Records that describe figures
begin
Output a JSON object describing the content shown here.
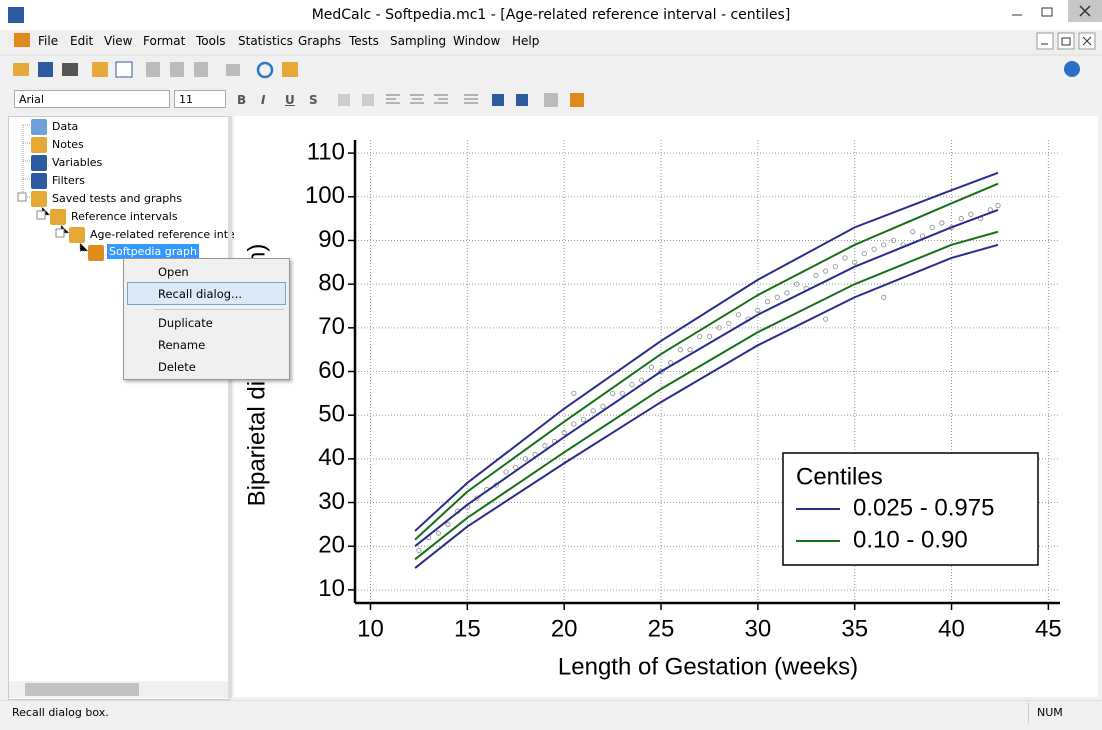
{
  "window": {
    "title": "MedCalc - Softpedia.mc1 - [Age-related reference interval - centiles]"
  },
  "menu": [
    "File",
    "Edit",
    "View",
    "Format",
    "Tools",
    "Statistics",
    "Graphs",
    "Tests",
    "Sampling",
    "Window",
    "Help"
  ],
  "toolbar": {
    "font": "Arial",
    "size": "11",
    "format": [
      "B",
      "I",
      "U",
      "S"
    ]
  },
  "tree": [
    "Data",
    "Notes",
    "Variables",
    "Filters",
    "Saved tests and graphs",
    "Reference intervals",
    "Age-related reference interval",
    "Softpedia graph"
  ],
  "context_menu": {
    "items": [
      "Open",
      "Recall dialog...",
      "Duplicate",
      "Rename",
      "Delete"
    ]
  },
  "status": {
    "message": "Recall dialog box.",
    "indicator": "NUM"
  },
  "chart_data": {
    "type": "line",
    "x_label": "Length of Gestation (weeks)",
    "y_label": "Biparietal diameter (mm)",
    "xlim": [
      9.2,
      45.6
    ],
    "ylim": [
      7,
      113
    ],
    "xticks": [
      10,
      15,
      20,
      25,
      30,
      35,
      40,
      45
    ],
    "yticks": [
      10,
      20,
      30,
      40,
      50,
      60,
      70,
      80,
      90,
      100,
      110
    ],
    "grid": true,
    "legend": {
      "title": "Centiles",
      "position": "lower right"
    },
    "x": [
      12.3,
      15,
      20,
      25,
      30,
      35,
      40,
      42.4
    ],
    "series": [
      {
        "name": "0.025 - 0.975",
        "color": "#2b2b8c",
        "lower": [
          15,
          24.5,
          39,
          53,
          66,
          77,
          86,
          89
        ],
        "upper": [
          23.5,
          34.5,
          51.5,
          67,
          81,
          93,
          101.5,
          105.5
        ]
      },
      {
        "name": "0.10 - 0.90",
        "color": "#167016",
        "lower": [
          17,
          26.5,
          41.5,
          56,
          69,
          80,
          89,
          92
        ],
        "upper": [
          21.5,
          32.5,
          48.5,
          64,
          77.5,
          89,
          98.5,
          103
        ]
      },
      {
        "type": "line",
        "color": "#2b2b8c",
        "values": [
          20,
          29.5,
          45,
          60,
          73,
          84,
          93,
          97
        ]
      },
      {
        "type": "scatter",
        "color": "#8c8c8c",
        "x": [
          12.5,
          13,
          13.5,
          14,
          14.5,
          15,
          15.5,
          16,
          16.5,
          17,
          17.5,
          18,
          18.5,
          19,
          19.5,
          20,
          20.5,
          21,
          21.5,
          22,
          22.5,
          23,
          23.5,
          24,
          24.5,
          25,
          25.5,
          26,
          26.5,
          27,
          27.5,
          28,
          28.5,
          29,
          29.5,
          30,
          30.5,
          31,
          31.5,
          32,
          32.5,
          33,
          33.5,
          34,
          34.5,
          35,
          35.5,
          36,
          36.5,
          37,
          37.5,
          38,
          38.5,
          39,
          39.5,
          40,
          40.5,
          41,
          41.5,
          42,
          42.4,
          33.5,
          36.5,
          20.5
        ],
        "values": [
          19,
          22,
          23,
          25,
          28,
          29,
          31,
          33,
          34,
          37,
          38,
          40,
          41,
          43,
          44,
          46,
          48,
          49,
          51,
          52,
          55,
          55,
          57,
          58,
          61,
          60,
          62,
          65,
          65,
          68,
          68,
          70,
          71,
          73,
          72,
          74,
          76,
          77,
          78,
          80,
          79,
          82,
          83,
          84,
          86,
          85,
          87,
          88,
          89,
          90,
          89,
          92,
          91,
          93,
          94,
          93,
          95,
          96,
          95,
          97,
          98,
          72,
          77,
          55
        ]
      }
    ]
  }
}
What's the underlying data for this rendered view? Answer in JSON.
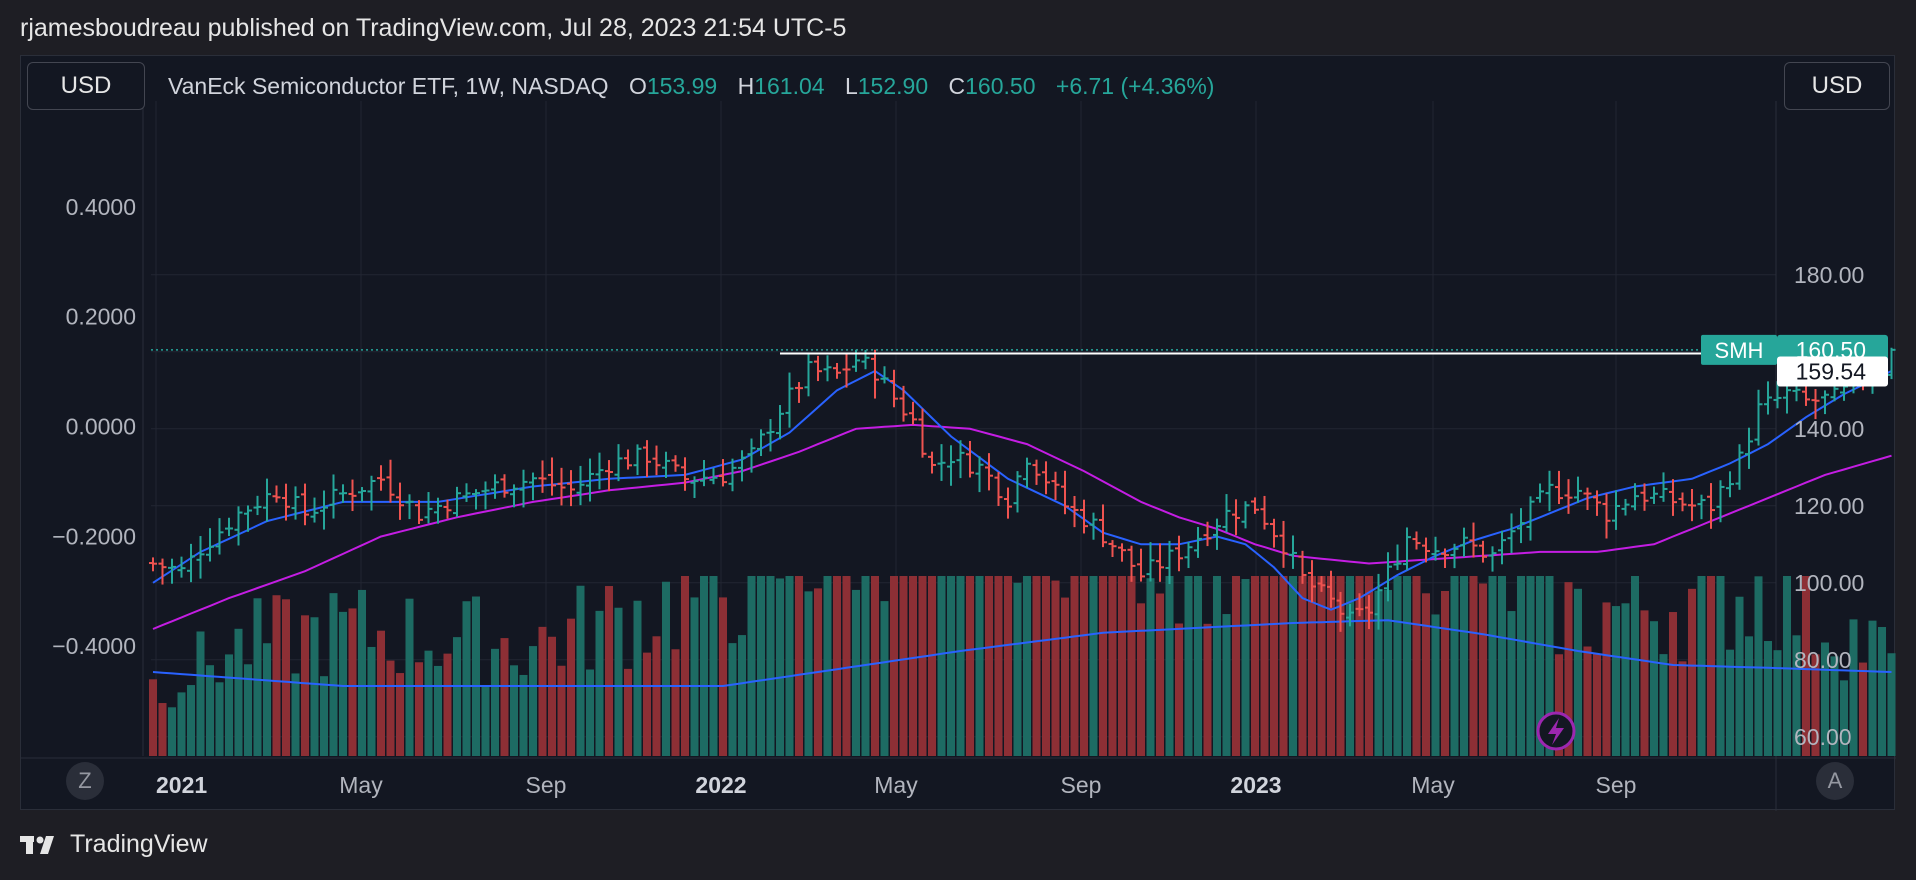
end
■ Brief:
Search the records above for "Softpedia". Copy each line where it is found.

■ Reply to the exercise:
    "title": "MedCalc - Softpedia.mc1 - [Age-related reference interval - centiles]"
    "Softpedia graph"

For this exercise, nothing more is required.